> _AUFGABENSTELLUNG_:
Beantworte bitte anhand des mitgelieferten Textes weiter unten diese Fragen:
(a) Weshalb gibt es zu Beginn zaghafte Buhrufe?
(b) Wer spielt bei den Orthopädischen Strümpfen den Bass?
(c) Was verkauft die "Dicke Rita" in der zweiten Strophe?

> _MITGELIEFERTER TEXT_:
######

Der Mann hat seine Leute, wozu auch die Massen vor der Bühne gehören, voll im Griff. Zaghafte Buhrufe, weil die geplante Bescherung sich um eine Viertelstunde verzögert, ersaufen in johlendem Applaus, als der Vorhang beiseite geht (kaum ein Vorhang geht schließlich heute noch "hoch") und der Meister die Bretter betritt, musikalisch wie immer perfekt gestützt von den Orthopädischen Strümpfen (Pruntz Phillip Kegelmann, Gitarre; der ewige Strull, Bass; Addi Mollig; Keyboard, und Kikki Pfeiffer, Drums), die im Laufe des Abends immer mehr zum Teil der Show ihres Frontmanns werden.

Der tritt einmal mehr den Beweis an, dass jeder Song und jeder Schlager im Grunde ein Weihnachtslied ist, wenn man nur den richtigen Text darunterlegt. So wird Abbas "Chiquitita" wahlweise zum "Dicken Dieter" (erste Strophe), der in den Trierer Straßen Maronen verkauft, oder zur "Dicken Rita" (zweite Strophe), die das Gleiche mit Reibekuchen macht. "Live And Let Die", "In The Ghetto" oder "Stairway To Heaven" werden ebenso festlich herausgeputzt wie "Die Wanne ist voll”, pardon, "You're the one that I want" von John Travolta und Olivia Newton-John. Und selbst die Schwulenhymne "YMCA" der "Village People" wird heteromäßig umgemodelt, um vorm Tannenbaum bestehen zu können.

######

> _DATENTEIL_:

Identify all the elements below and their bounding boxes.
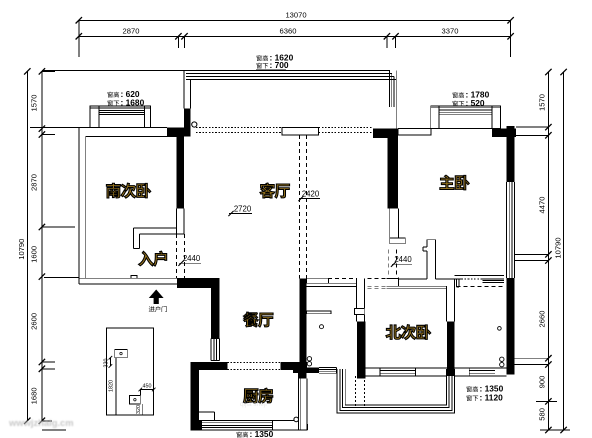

######

> _ERGEBNIS DER AUFGABE_:
(a) Die geplante Bescherung verzögert sich um eine Viertelstunde.
(b) Der ewige Strull.
(c) Reibekuchen.